GIVEN INSTRUCTION: Your task is to give the number of lines in the listing that include "screenshot", and nothing else.

DATA RECORDS:

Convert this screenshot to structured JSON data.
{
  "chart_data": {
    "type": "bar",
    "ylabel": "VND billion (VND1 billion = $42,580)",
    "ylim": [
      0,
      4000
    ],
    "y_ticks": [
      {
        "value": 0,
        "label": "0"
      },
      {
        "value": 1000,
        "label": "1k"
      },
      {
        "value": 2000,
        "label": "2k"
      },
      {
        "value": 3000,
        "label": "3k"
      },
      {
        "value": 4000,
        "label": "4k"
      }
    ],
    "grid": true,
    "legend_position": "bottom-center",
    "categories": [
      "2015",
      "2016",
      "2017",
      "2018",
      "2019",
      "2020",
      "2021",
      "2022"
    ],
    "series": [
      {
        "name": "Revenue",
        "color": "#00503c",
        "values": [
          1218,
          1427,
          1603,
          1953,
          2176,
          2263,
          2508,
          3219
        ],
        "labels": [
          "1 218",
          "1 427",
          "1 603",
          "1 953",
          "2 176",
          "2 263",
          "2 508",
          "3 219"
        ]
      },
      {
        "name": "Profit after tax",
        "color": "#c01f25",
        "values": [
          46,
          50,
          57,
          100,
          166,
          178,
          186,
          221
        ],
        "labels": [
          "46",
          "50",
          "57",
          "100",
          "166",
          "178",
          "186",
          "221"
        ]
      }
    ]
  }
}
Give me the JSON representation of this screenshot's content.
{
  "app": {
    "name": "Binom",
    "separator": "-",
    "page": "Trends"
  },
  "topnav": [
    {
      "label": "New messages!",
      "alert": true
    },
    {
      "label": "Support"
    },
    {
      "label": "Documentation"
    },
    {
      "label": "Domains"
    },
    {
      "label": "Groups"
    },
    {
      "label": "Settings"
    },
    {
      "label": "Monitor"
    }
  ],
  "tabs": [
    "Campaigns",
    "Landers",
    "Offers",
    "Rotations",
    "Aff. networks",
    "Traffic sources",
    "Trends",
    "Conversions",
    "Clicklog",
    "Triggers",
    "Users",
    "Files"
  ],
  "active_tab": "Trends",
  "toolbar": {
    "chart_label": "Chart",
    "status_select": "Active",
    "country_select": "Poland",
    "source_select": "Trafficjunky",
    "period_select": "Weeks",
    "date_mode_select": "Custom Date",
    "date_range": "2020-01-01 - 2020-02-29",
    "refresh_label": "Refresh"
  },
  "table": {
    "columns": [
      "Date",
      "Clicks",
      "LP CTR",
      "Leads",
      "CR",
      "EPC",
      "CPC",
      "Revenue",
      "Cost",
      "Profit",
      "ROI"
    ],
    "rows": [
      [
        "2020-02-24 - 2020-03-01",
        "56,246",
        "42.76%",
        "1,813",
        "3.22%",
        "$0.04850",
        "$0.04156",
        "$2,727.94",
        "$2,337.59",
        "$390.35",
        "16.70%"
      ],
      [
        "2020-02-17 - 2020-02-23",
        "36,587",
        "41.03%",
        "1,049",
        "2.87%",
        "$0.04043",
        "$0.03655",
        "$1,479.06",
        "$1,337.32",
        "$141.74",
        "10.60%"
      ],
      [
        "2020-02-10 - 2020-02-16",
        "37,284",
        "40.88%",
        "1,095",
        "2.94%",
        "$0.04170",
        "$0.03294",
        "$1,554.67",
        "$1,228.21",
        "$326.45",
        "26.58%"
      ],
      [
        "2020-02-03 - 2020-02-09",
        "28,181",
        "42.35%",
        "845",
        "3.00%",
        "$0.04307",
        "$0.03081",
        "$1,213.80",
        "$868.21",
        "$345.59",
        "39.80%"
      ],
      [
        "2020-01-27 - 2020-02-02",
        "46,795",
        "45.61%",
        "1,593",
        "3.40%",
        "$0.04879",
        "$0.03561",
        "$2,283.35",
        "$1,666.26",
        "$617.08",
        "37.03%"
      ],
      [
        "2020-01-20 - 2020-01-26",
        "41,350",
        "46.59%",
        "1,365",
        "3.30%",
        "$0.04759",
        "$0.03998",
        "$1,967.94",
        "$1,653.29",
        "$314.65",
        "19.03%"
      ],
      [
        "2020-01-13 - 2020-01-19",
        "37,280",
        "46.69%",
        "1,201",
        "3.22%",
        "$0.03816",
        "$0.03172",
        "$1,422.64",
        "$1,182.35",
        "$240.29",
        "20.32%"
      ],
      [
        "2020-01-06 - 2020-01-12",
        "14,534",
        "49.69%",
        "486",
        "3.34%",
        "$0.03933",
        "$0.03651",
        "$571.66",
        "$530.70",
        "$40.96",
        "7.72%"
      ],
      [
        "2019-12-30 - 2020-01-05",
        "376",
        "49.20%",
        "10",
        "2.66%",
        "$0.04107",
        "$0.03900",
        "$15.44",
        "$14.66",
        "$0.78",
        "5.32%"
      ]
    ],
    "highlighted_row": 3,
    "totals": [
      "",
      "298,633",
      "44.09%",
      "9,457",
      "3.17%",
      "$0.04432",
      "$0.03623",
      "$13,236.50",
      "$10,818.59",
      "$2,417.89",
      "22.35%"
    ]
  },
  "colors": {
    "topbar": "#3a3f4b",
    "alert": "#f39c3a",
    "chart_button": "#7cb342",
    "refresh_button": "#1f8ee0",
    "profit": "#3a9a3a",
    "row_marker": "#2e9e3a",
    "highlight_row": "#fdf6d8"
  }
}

EXERCISE RESPONSE: 2